*Source records*
○ ○ ○ ○ ○

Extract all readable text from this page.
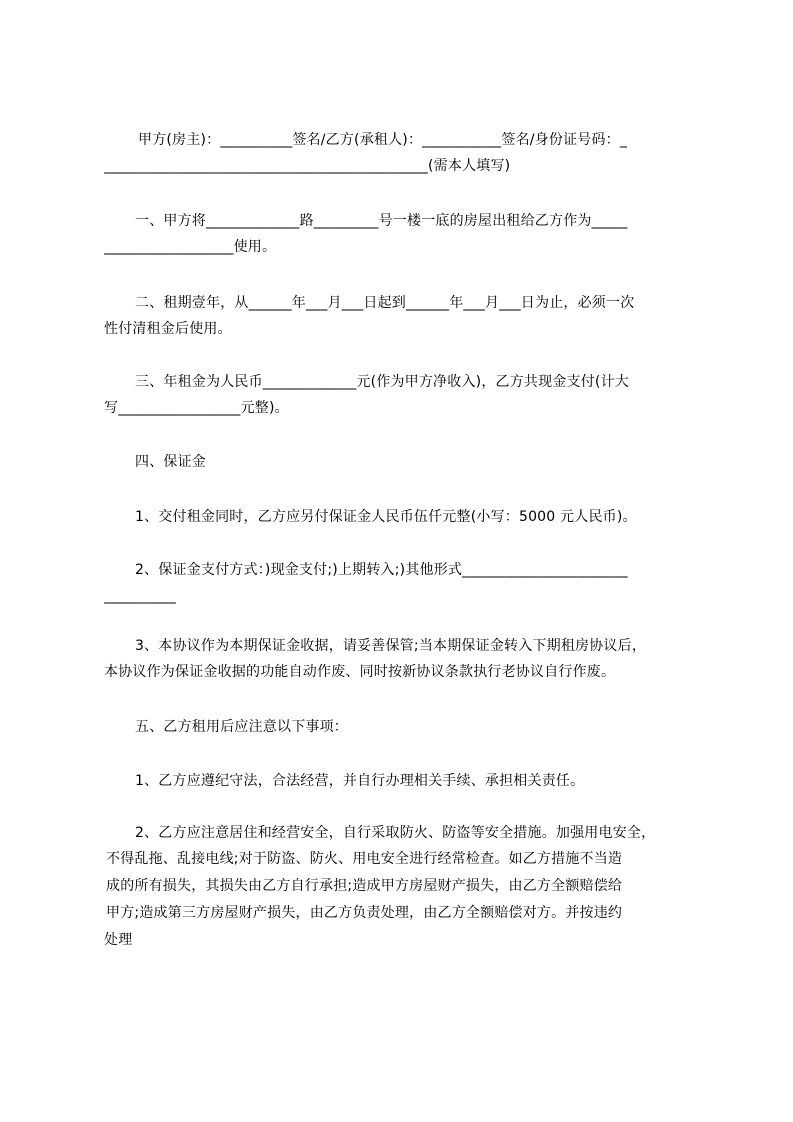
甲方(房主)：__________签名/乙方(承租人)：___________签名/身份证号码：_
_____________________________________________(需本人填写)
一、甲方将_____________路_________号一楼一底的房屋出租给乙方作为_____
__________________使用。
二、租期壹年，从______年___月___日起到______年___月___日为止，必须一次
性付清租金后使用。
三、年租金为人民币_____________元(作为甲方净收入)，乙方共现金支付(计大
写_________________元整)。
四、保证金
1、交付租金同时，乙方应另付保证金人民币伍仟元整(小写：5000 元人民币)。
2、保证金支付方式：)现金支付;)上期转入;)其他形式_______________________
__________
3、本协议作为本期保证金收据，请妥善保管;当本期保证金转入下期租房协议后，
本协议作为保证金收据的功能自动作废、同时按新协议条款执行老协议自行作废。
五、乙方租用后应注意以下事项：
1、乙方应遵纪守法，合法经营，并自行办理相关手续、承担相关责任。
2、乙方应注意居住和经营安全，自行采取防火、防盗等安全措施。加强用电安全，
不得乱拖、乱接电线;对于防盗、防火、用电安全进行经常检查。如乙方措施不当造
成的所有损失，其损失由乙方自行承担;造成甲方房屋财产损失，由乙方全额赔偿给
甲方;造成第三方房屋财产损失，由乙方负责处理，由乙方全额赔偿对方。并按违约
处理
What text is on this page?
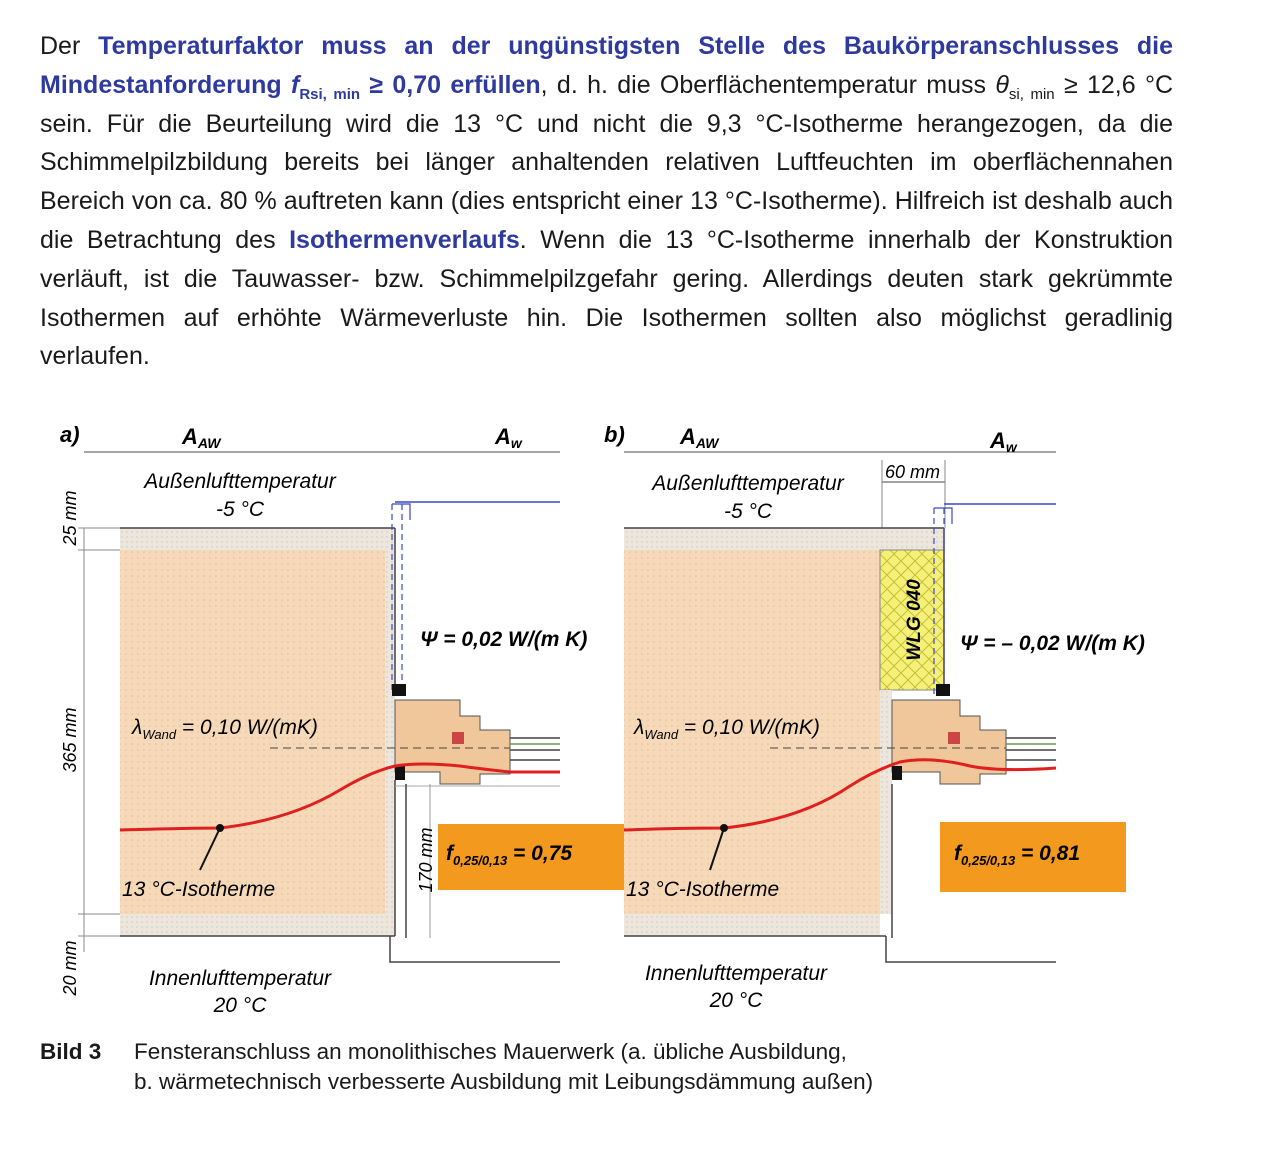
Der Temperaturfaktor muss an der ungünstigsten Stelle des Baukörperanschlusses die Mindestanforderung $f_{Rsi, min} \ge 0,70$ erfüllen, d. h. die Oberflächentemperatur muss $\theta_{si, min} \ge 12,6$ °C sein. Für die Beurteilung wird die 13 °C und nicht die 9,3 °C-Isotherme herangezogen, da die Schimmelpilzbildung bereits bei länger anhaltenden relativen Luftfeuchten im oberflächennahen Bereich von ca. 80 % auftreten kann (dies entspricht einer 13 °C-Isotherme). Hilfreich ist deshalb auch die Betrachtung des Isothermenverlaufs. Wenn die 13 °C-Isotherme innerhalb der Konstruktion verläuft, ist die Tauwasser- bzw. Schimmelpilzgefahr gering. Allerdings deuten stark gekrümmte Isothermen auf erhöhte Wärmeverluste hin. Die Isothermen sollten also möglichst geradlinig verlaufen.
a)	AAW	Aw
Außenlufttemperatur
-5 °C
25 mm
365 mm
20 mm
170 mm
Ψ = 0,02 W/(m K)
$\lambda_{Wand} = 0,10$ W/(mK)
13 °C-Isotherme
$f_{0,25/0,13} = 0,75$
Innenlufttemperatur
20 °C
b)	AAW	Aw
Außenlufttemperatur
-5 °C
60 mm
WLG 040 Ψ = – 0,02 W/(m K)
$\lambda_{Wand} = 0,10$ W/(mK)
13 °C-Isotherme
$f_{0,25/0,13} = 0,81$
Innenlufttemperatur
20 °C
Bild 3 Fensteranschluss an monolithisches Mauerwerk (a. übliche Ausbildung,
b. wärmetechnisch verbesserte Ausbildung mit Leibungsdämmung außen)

○ ○ ○ ○ ○

*What you have to do*
Reply with nothing but the number of lines that contain the word "page".

*Result for this exercise*
2